--- Begin ---

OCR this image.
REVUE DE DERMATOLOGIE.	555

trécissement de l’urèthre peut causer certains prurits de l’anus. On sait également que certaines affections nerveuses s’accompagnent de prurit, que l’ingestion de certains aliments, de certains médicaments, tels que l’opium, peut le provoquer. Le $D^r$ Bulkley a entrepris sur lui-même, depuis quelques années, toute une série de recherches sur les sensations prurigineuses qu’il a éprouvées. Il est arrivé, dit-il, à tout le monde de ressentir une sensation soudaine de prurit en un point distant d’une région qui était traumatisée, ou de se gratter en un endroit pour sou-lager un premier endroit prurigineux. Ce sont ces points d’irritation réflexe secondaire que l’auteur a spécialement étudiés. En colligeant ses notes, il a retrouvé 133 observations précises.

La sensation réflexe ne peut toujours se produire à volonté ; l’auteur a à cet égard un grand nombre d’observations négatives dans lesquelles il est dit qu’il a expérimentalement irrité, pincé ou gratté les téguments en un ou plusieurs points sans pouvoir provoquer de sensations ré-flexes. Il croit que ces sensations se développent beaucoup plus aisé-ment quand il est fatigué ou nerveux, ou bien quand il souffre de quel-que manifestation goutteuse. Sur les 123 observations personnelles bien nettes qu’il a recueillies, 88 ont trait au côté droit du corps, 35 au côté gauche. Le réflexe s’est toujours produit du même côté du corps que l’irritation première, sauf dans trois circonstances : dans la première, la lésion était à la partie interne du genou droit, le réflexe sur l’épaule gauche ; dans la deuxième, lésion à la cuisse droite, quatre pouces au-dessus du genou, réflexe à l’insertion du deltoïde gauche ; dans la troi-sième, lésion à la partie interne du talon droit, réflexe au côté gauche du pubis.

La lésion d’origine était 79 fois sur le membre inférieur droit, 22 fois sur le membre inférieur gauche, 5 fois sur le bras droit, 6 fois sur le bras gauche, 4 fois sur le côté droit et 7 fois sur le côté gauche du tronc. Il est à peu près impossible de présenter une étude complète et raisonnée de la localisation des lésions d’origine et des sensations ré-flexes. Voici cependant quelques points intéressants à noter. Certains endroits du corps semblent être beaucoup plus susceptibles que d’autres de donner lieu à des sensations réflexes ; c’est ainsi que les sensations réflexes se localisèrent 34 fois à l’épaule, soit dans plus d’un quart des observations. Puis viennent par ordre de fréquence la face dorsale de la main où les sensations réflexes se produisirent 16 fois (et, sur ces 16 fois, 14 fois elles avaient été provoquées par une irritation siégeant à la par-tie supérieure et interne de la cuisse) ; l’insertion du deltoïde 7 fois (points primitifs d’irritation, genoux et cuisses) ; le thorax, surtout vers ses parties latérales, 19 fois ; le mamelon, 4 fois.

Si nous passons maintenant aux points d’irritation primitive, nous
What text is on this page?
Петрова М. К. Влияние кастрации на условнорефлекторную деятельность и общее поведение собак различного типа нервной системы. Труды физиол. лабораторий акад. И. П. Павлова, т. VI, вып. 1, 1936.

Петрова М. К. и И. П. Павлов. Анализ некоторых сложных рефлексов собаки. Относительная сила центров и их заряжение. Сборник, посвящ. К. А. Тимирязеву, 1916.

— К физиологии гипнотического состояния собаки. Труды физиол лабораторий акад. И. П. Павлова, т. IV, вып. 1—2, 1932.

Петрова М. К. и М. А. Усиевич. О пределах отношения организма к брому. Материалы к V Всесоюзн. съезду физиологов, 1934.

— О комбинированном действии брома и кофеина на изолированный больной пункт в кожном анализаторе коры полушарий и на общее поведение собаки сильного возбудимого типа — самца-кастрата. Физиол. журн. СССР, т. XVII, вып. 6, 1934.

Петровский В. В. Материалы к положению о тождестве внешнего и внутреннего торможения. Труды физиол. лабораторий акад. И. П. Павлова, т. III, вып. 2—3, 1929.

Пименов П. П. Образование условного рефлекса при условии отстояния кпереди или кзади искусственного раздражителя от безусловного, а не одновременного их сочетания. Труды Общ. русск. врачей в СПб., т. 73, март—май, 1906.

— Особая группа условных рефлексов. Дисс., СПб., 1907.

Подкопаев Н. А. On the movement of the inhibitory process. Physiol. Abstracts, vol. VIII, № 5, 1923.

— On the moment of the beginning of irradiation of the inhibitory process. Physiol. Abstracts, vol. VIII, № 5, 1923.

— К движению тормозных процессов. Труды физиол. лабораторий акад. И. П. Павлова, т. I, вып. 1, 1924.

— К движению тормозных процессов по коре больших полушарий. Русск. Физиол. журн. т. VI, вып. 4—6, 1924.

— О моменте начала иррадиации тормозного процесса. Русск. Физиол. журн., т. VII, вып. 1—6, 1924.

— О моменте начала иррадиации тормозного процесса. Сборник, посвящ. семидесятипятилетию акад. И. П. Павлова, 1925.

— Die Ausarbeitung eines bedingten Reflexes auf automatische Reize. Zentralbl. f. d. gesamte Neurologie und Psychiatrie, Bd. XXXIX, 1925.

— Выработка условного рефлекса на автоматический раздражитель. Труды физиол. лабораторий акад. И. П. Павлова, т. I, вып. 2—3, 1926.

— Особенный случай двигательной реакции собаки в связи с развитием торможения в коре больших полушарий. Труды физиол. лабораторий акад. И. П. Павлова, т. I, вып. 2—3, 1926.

--- End ---

**WHAT THE TASK REQUIRES**
Locate all lines in the listing above with the word "собаки". Copy them.

**EXERCISE OUTPUT**
Петрова М. К. и И. П. Павлов. Анализ некоторых сложных рефлексов собаки. Относительная сила центров и их заряжение. Сборник, посвящ. К. А. Тимирязеву, 1916.
— К физиологии гипнотического состояния собаки. Труды физиол лабораторий акад. И. П. Павлова, т. IV, вып. 1—2, 1932.
— О комбинированном действии брома и кофеина на изолированный больной пункт в кожном анализаторе коры полушарий и на общее поведение собаки сильного возбудимого типа — самца-кастрата. Физиол. журн. СССР, т. XVII, вып. 6, 1934.
— Особенный случай двигательной реакции собаки в связи с развитием торможения в коре больших полушарий. Труды физиол. лабораторий акад. И. П. Павлова, т. I, вып. 2—3, 1926.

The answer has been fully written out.